**Problem to solve**
Copy out each line of the listing that has the word "Complete" in it.

**Recorded data**
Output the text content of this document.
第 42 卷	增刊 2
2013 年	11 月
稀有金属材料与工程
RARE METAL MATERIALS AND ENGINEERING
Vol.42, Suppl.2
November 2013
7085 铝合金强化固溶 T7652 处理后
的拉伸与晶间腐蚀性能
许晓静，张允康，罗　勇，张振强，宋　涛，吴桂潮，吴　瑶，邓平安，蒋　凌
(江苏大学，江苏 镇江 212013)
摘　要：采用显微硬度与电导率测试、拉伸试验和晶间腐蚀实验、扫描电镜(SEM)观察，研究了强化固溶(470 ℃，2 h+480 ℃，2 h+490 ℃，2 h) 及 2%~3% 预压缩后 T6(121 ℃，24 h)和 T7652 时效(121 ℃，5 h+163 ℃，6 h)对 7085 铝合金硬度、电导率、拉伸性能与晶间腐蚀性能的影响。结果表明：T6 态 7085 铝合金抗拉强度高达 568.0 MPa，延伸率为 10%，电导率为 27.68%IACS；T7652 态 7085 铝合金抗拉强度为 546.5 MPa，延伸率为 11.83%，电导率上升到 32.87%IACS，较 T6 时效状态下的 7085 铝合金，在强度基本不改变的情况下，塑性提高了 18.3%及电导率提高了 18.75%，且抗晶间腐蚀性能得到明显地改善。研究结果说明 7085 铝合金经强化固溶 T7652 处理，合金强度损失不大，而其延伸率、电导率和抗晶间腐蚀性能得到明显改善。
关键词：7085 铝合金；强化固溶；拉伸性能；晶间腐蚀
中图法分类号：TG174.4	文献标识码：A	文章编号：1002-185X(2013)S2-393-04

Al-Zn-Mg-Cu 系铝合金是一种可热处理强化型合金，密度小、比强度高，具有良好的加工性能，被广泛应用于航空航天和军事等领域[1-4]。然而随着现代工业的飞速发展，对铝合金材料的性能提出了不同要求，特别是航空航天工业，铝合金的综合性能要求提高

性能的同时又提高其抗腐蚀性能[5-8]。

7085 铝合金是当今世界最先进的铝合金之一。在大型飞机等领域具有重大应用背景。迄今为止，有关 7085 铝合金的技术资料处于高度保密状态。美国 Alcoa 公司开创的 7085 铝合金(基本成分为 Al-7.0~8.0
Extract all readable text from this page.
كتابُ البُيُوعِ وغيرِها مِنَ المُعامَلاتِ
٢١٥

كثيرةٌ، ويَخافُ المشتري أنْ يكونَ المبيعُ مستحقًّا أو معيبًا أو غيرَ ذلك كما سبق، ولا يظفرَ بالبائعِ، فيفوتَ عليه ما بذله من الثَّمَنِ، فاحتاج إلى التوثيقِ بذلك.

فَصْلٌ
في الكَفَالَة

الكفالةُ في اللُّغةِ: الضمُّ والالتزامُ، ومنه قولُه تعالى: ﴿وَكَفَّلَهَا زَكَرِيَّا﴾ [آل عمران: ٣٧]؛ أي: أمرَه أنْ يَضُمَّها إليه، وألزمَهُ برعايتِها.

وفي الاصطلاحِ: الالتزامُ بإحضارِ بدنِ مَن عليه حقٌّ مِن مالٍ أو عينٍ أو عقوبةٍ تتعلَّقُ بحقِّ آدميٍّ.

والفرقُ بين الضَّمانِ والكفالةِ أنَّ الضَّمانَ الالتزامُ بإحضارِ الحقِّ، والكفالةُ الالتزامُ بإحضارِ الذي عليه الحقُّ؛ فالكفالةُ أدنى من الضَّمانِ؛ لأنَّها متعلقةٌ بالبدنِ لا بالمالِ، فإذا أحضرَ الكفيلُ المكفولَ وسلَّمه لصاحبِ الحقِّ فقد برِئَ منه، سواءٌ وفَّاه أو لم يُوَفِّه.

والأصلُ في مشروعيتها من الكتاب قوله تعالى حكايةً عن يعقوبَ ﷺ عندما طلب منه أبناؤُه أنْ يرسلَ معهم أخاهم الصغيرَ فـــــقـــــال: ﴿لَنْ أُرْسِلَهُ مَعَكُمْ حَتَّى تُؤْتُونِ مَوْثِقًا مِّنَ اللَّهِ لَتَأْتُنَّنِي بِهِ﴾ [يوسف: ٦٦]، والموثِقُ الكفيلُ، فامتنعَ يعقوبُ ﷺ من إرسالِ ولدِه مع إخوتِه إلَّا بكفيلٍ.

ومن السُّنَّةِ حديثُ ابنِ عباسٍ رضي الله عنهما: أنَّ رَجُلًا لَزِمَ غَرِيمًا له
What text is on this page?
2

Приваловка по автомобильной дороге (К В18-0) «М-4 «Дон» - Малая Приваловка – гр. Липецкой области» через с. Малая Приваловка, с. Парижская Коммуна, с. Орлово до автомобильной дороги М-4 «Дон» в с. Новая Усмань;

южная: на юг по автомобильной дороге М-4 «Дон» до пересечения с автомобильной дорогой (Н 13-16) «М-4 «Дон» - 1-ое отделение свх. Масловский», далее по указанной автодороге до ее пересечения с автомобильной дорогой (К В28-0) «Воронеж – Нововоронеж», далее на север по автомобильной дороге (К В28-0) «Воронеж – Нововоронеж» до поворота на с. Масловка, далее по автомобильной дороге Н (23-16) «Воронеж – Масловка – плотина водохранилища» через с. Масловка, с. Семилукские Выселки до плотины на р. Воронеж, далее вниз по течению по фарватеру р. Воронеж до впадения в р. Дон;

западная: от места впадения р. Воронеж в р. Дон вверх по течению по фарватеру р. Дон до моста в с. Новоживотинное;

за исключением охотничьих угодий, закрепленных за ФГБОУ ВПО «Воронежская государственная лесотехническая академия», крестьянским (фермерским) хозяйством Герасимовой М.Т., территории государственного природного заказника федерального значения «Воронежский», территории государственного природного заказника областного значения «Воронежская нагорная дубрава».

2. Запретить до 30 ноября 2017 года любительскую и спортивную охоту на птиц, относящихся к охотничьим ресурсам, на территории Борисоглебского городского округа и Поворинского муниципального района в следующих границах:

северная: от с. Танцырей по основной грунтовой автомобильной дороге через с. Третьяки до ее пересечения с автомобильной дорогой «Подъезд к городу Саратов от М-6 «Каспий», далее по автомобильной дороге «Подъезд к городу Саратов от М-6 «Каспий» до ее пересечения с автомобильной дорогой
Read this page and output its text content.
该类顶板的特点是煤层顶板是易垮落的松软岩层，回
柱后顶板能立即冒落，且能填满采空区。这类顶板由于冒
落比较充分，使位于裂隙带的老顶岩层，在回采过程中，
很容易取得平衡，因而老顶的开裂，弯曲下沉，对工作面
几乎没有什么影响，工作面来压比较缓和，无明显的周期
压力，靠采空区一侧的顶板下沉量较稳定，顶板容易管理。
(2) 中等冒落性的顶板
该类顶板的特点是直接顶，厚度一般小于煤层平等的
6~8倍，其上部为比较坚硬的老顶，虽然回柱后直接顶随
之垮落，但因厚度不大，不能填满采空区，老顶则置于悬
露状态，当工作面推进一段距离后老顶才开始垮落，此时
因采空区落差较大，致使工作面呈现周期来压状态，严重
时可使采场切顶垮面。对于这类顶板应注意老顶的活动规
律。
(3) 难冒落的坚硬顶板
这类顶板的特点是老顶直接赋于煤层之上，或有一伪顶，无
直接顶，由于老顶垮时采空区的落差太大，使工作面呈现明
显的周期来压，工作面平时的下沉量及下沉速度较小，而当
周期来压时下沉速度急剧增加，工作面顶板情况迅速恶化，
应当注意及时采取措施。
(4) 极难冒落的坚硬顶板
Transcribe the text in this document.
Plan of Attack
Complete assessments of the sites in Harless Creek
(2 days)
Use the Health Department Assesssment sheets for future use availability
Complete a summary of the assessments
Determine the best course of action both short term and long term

**Worked answer**
Complete assessments of the sites in Harless Creek
Complete a summary of the assessments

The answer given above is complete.